— start ENTRIES PROVIDED —

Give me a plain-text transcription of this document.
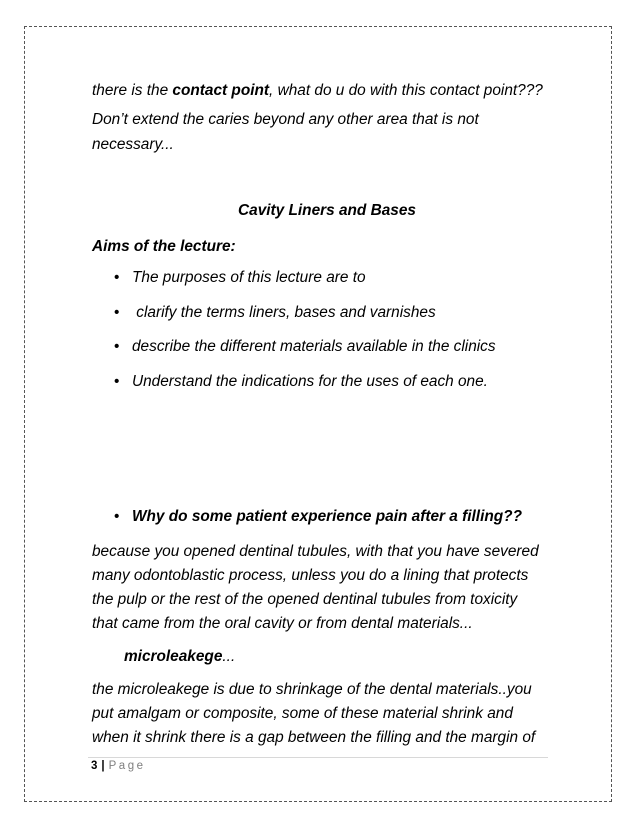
there is the contact point, what do u do with this contact point???
Don’t extend the caries beyond any other area that is not
necessary...
Cavity Liners and Bases
Aims of the lecture:
• The purposes of this lecture are to
• clarify the terms liners, bases and varnishes
• describe the different materials available in the clinics
• Understand the indications for the uses of each one.
• Why do some patient experience pain after a filling??
because you opened dentinal tubules, with that you have severed
many odontoblastic process, unless you do a lining that protects
the pulp or the rest of the opened dentinal tubules from toxicity
that came from the oral cavity or from dental materials...
microleakege...
the microleakege is due to shrinkage of the dental materials..you
put amalgam or composite, some of these material shrink and
when it shrink there is a gap between the filling and the margin of
3 | Page
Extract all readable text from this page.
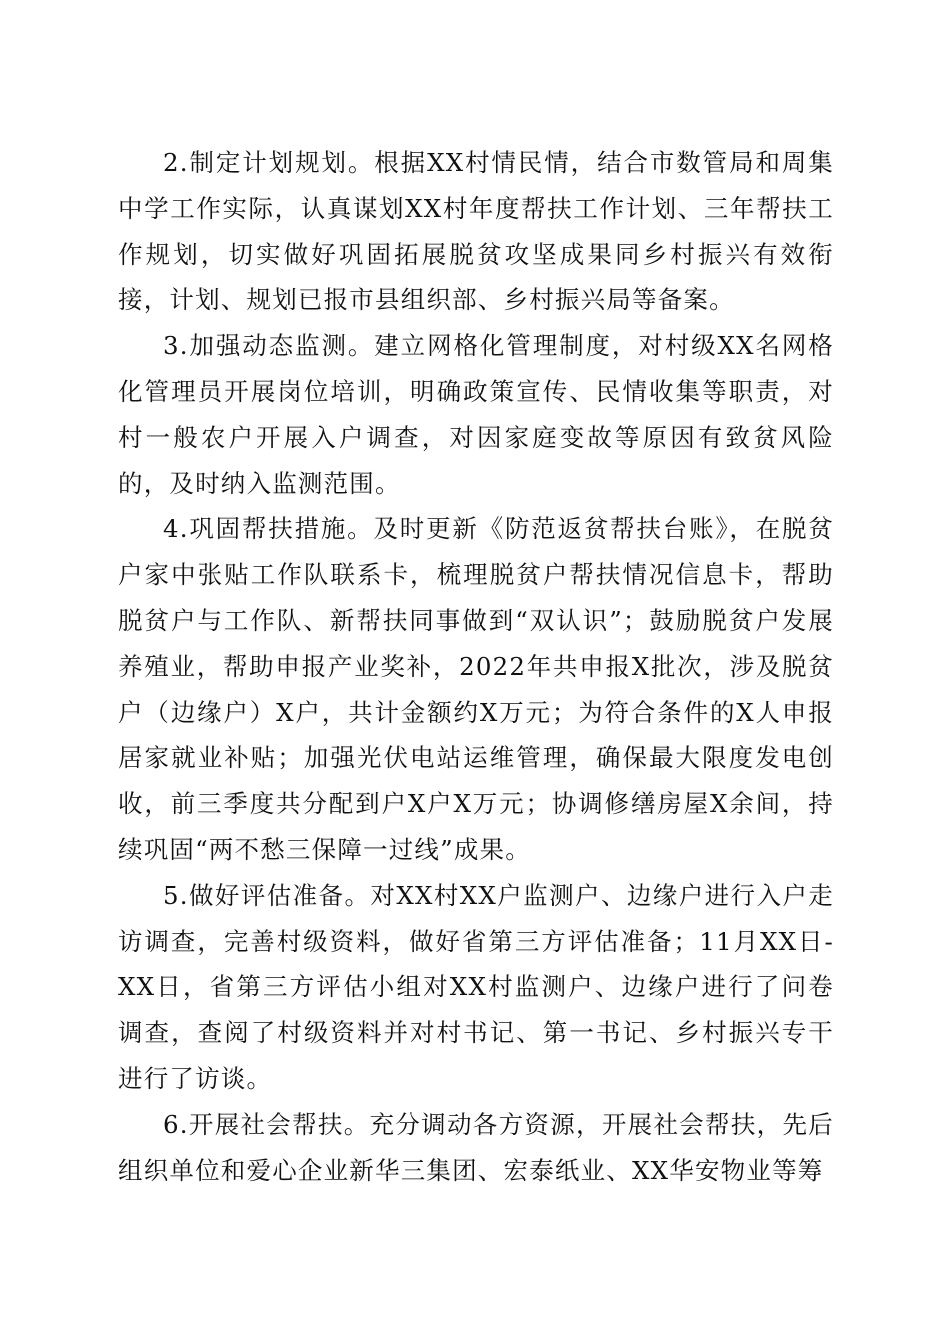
2.制定计划规划。根据XX村情民情，结合市数管局和周集中学工作实际，认真谋划XX村年度帮扶工作计划、三年帮扶工作规划，切实做好巩固拓展脱贫攻坚成果同乡村振兴有效衔接，计划、规划已报市县组织部、乡村振兴局等备案。

3.加强动态监测。建立网格化管理制度，对村级XX名网格化管理员开展岗位培训，明确政策宣传、民情收集等职责，对村一般农户开展入户调查，对因家庭变故等原因有致贫风险的，及时纳入监测范围。

4.巩固帮扶措施。及时更新《防范返贫帮扶台账》，在脱贫户家中张贴工作队联系卡，梳理脱贫户帮扶情况信息卡，帮助脱贫户与工作队、新帮扶同事做到“双认识”；鼓励脱贫户发展养殖业，帮助申报产业奖补，2022年共申报X批次，涉及脱贫户（边缘户）X户，共计金额约X万元；为符合条件的X人申报居家就业补贴；加强光伏电站运维管理，确保最大限度发电创收，前三季度共分配到户X户X万元；协调修缮房屋X余间，持续巩固“两不愁三保障一过线”成果。

5.做好评估准备。对XX村XX户监测户、边缘户进行入户走访调查，完善村级资料，做好省第三方评估准备；11月XX日-XX日，省第三方评估小组对XX村监测户、边缘户进行了问卷调查，查阅了村级资料并对村书记、第一书记、乡村振兴专干进行了访谈。

6.开展社会帮扶。充分调动各方资源，开展社会帮扶，先后组织单位和爱心企业新华三集团、宏泰纸业、XX华安物业等筹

— end ENTRIES PROVIDED —

Give back the entries verbatim. Do not include any picture.

Give me a plain-text transcription of this document.
there is the contact point, what do u do with this contact point???
Don’t extend the caries beyond any other area that is not
necessary...
Cavity Liners and Bases
Aims of the lecture:
• The purposes of this lecture are to
• clarify the terms liners, bases and varnishes
• describe the different materials available in the clinics
• Understand the indications for the uses of each one.
• Why do some patient experience pain after a filling??
because you opened dentinal tubules, with that you have severed
many odontoblastic process, unless you do a lining that protects
the pulp or the rest of the opened dentinal tubules from toxicity
that came from the oral cavity or from dental materials...
microleakege...
the microleakege is due to shrinkage of the dental materials..you
put amalgam or composite, some of these material shrink and
when it shrink there is a gap between the filling and the margin of
3 | Page
Extract all readable text from this page.
2.制定计划规划。根据XX村情民情，结合市数管局和周集中学工作实际，认真谋划XX村年度帮扶工作计划、三年帮扶工作规划，切实做好巩固拓展脱贫攻坚成果同乡村振兴有效衔接，计划、规划已报市县组织部、乡村振兴局等备案。

3.加强动态监测。建立网格化管理制度，对村级XX名网格化管理员开展岗位培训，明确政策宣传、民情收集等职责，对村一般农户开展入户调查，对因家庭变故等原因有致贫风险的，及时纳入监测范围。

4.巩固帮扶措施。及时更新《防范返贫帮扶台账》，在脱贫户家中张贴工作队联系卡，梳理脱贫户帮扶情况信息卡，帮助脱贫户与工作队、新帮扶同事做到“双认识”；鼓励脱贫户发展养殖业，帮助申报产业奖补，2022年共申报X批次，涉及脱贫户（边缘户）X户，共计金额约X万元；为符合条件的X人申报居家就业补贴；加强光伏电站运维管理，确保最大限度发电创收，前三季度共分配到户X户X万元；协调修缮房屋X余间，持续巩固“两不愁三保障一过线”成果。

5.做好评估准备。对XX村XX户监测户、边缘户进行入户走访调查，完善村级资料，做好省第三方评估准备；11月XX日-XX日，省第三方评估小组对XX村监测户、边缘户进行了问卷调查，查阅了村级资料并对村书记、第一书记、乡村振兴专干进行了访谈。

6.开展社会帮扶。充分调动各方资源，开展社会帮扶，先后组织单位和爱心企业新华三集团、宏泰纸业、XX华安物业等筹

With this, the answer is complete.